▶ [SELECTED EXTRACT]
■ ■ ■ ■ ■ ■ ■
Traditionally, there are only three seasons – summer, winter and the rainy season. During rainy season, Chaturmas is observed as a period of mind, body and soul purification.

Whenever there is a change in season, the body needs an adaptation time to change behavior, lifestyle, diet and other daily routine. In our Shastras, this change–over period was designated as a time to purify and detoxify mind, body and soul and eat less carbohydrates cereals and taking a Satvik diet. The Shastras named this term as Nav Ratras.

The two Nav Ratras (Ramnavami Navratras and Dusshehra Navratras), therefore, come at the onset of summer and winter and are the designated nine days for detoxification of mind, body and soul. During this period, a person is supposed to lead a Satvik lifestyle which involves Satvik diet, Satvik behavior and Satvik thoughts. The Satvik diet means eating less, once in a day and avoiding carbohydrate–based cereals. One can eat non–carbohydrate flour – Kuttu ka atta or singhare ka aata etc. which are flower–based and not cereal based.
■ ■ ■ ■ ■ ■ ■
▶ [INPUT MATERIAL]
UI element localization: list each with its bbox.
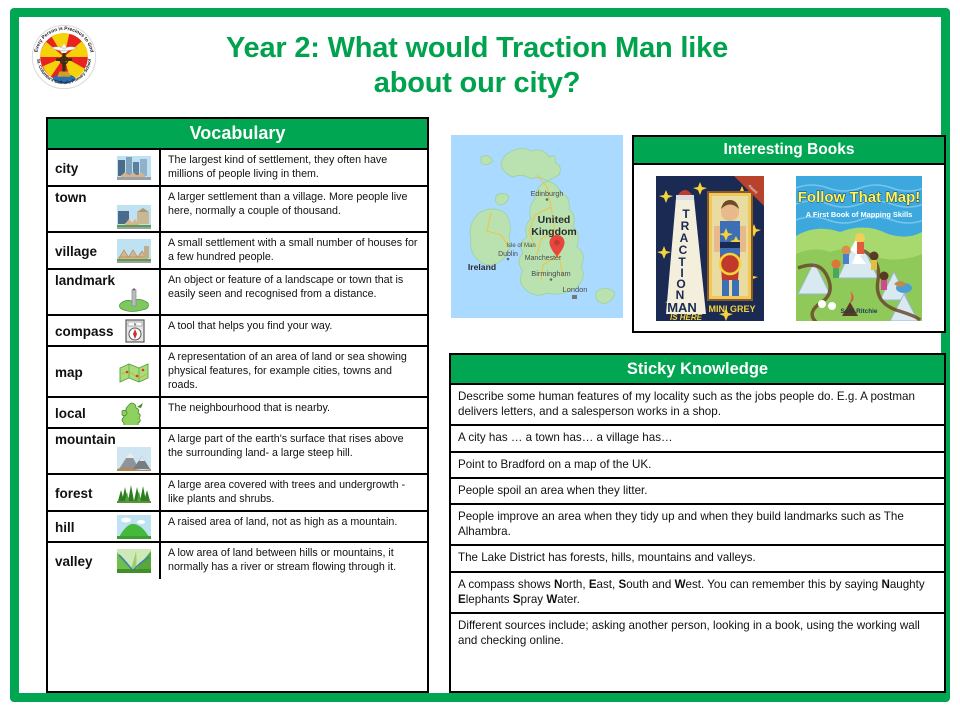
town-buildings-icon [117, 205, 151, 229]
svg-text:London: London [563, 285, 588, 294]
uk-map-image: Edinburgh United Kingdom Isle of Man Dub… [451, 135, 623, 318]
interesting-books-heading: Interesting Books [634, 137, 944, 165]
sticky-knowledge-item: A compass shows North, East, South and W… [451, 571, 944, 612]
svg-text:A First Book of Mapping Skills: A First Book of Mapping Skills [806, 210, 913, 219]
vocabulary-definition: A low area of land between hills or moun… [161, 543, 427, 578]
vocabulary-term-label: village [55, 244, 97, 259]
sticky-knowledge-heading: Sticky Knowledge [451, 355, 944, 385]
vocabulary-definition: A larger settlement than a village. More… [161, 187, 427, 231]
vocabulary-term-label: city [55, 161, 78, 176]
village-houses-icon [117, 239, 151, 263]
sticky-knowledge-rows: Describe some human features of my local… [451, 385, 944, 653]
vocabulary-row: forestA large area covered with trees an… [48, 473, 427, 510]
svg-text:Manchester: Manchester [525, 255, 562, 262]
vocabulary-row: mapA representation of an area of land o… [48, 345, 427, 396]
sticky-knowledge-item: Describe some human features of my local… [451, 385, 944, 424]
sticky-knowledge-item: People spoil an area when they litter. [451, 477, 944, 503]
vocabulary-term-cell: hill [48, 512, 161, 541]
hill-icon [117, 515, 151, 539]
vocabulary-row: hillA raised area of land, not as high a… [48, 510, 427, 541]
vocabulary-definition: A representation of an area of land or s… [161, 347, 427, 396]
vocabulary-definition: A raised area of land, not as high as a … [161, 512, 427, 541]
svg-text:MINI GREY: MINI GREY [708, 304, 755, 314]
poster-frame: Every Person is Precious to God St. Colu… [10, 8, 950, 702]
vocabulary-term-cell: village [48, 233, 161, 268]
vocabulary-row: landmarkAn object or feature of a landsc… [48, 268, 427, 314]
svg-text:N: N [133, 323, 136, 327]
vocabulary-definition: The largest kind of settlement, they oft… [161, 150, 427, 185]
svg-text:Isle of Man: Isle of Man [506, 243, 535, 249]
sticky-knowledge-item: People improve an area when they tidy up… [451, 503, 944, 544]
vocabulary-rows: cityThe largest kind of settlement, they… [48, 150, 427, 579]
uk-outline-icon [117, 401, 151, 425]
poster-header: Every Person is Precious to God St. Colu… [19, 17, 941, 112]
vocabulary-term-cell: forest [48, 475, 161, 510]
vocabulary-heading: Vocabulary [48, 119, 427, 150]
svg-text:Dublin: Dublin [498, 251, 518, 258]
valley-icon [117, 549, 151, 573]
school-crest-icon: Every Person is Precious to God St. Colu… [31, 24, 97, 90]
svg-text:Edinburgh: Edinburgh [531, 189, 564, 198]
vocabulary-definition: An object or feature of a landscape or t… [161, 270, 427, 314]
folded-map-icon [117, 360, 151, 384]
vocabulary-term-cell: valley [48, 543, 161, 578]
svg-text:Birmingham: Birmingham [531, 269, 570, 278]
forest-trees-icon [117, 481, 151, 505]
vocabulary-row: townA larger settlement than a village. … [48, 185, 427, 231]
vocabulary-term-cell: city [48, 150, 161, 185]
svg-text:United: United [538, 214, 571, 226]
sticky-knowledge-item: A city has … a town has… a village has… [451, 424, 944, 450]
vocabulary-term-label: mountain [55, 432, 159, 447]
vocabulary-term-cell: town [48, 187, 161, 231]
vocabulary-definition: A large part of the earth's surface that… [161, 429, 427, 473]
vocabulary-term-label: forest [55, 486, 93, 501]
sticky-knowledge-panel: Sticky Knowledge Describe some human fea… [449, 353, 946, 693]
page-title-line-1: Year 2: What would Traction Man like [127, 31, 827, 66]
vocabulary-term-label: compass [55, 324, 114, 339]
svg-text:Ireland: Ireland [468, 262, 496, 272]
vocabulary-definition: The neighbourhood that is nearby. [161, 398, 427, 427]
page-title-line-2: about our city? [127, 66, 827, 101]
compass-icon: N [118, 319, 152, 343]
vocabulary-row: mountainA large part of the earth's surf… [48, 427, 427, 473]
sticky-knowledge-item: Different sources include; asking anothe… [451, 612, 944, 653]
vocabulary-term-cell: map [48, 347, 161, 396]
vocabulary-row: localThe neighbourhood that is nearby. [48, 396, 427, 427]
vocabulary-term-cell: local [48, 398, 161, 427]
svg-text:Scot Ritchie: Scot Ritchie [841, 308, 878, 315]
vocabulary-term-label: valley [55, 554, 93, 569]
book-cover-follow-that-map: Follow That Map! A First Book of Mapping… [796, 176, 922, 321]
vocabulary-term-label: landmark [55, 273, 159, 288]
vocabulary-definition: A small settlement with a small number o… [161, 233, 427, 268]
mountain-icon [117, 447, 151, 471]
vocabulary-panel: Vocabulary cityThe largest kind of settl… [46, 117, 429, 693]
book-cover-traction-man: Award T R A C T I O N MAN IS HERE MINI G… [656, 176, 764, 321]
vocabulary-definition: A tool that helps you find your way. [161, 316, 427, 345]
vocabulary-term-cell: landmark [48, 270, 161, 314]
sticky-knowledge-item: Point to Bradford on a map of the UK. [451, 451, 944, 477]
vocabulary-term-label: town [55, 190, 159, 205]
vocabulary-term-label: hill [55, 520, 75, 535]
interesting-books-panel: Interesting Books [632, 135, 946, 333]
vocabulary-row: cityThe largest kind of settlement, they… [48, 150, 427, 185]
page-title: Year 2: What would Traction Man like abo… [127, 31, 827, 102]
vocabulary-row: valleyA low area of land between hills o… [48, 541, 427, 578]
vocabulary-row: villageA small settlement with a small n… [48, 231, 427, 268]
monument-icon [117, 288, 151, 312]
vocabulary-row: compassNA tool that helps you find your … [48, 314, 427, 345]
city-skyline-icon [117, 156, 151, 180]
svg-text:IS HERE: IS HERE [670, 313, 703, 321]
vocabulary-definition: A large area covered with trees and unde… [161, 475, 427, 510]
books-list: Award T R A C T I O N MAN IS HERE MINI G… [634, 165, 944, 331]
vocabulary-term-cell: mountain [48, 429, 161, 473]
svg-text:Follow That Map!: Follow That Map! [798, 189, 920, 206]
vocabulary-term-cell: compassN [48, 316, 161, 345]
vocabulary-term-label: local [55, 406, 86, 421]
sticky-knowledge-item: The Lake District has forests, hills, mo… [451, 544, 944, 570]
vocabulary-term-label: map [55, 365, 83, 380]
■ ■ ■ ■ ■ ■ ■
▶ [WHAT IS ASKED]
a - Put the lines of the records, from the line with "town-buildings-icon [117, 205, 151, 229]" up to and including the line with "sticky-knowledge-item: Describe some", into a JSON list of strings with one string per line and no blank lines.
b - Write what comes next in the text on the Nav Ratras, picking up after its last sentence.

▶ [ANSWERS FOR THE EXERCISE]
a -
[
  "town-buildings-icon [117, 205, 151, 229]",
  "svg-text:London: London [563, 285, 588, 294]",
  "uk-map-image: Edinburgh United Kingdom Isle of Man Dub… [451, 135, 623, 318]",
  "interesting-books-heading: Interesting Books [634, 137, 944, 165]",
  "sticky-knowledge-item: A compass shows North, East, South and W… [451, 571, 944, 612]",
  "svg-text:A First Book of Mapping Skills: A First Book of Mapping Skills [806, 210, 913, 219]",
  "vocabulary-definition: A low area of land between hills or moun… [161, 543, 427, 578]",
  "vocabulary-term-label: village [55, 244, 97, 259]",
  "sticky-knowledge-heading: Sticky Knowledge [451, 355, 944, 385]",
  "vocabulary-definition: A larger settlement than a village. More… [161, 187, 427, 231]",
  "vocabulary-term-label: city [55, 161, 78, 176]",
  "village-houses-icon [117, 239, 151, 263]",
  "sticky-knowledge-rows: Describe some human features of my local… [451, 385, 944, 653]",
  "vocabulary-row: forestA large area covered with trees an… [48, 473, 427, 510]",
  "svg-text:Manchester: Manchester [525, 255, 562, 262]",
  "vocabulary-row: mapA representation of an area of land o… [48, 345, 427, 396]",
  "sticky-knowledge-item: Describe some human features of my local… [451, 385, 944, 424]"
]

b -
In Navratra puja, there is a ritual of worshipping wheat grass or barley grass. Wheat and barley grass juice are both known blood detoxifiers and instead of worshipping them, their juice should be consumed every day during Navratras.

Traditionally, Navratras involve pooja of Maa Kaali in the first three days; Maa Lakshmi the next three days and Maa Saraswati in the last three days. Kaali pooja involves restraining the mind from rajsik and tamsik behavior. Lakshmi pooja involves willfully adapting to a Satvik lifestyle including Satvik diet and behavior. Saraswati pooja involves reading and listening to Satvik literature.

The nine days of purification during Navratra are sufficient to build up immunity to cover the next four months. In the rainy season, as the immunity remains low, the entire four months are observed as Chaturmas or the months of purification.